### DIRECTIONS FOR THIS TASK
Transcribe the entries exactly; images are not part of the copy.
+++ PROVIDED DATA +++
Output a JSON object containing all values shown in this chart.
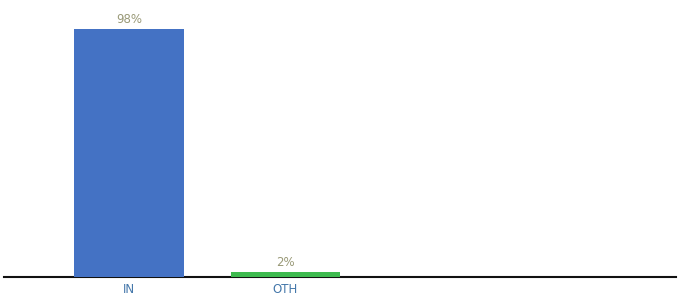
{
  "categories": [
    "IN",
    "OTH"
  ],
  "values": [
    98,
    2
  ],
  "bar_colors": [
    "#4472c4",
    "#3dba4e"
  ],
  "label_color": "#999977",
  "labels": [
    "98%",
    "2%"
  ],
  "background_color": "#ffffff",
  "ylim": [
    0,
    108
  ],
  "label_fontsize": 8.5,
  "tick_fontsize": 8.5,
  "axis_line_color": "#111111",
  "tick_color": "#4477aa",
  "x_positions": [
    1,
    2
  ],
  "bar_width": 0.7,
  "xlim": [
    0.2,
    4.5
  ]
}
+++
### CORRECT ANSWER
Output a JSON object containing all values shown in this chart.
{
  "categories": [
    "IN",
    "OTH"
  ],
  "values": [
    98,
    2
  ],
  "bar_colors": [
    "#4472c4",
    "#3dba4e"
  ],
  "label_color": "#999977",
  "labels": [
    "98%",
    "2%"
  ],
  "background_color": "#ffffff",
  "ylim": [
    0,
    108
  ],
  "label_fontsize": 8.5,
  "tick_fontsize": 8.5,
  "axis_line_color": "#111111",
  "tick_color": "#4477aa",
  "x_positions": [
    1,
    2
  ],
  "bar_width": 0.7,
  "xlim": [
    0.2,
    4.5
  ]
}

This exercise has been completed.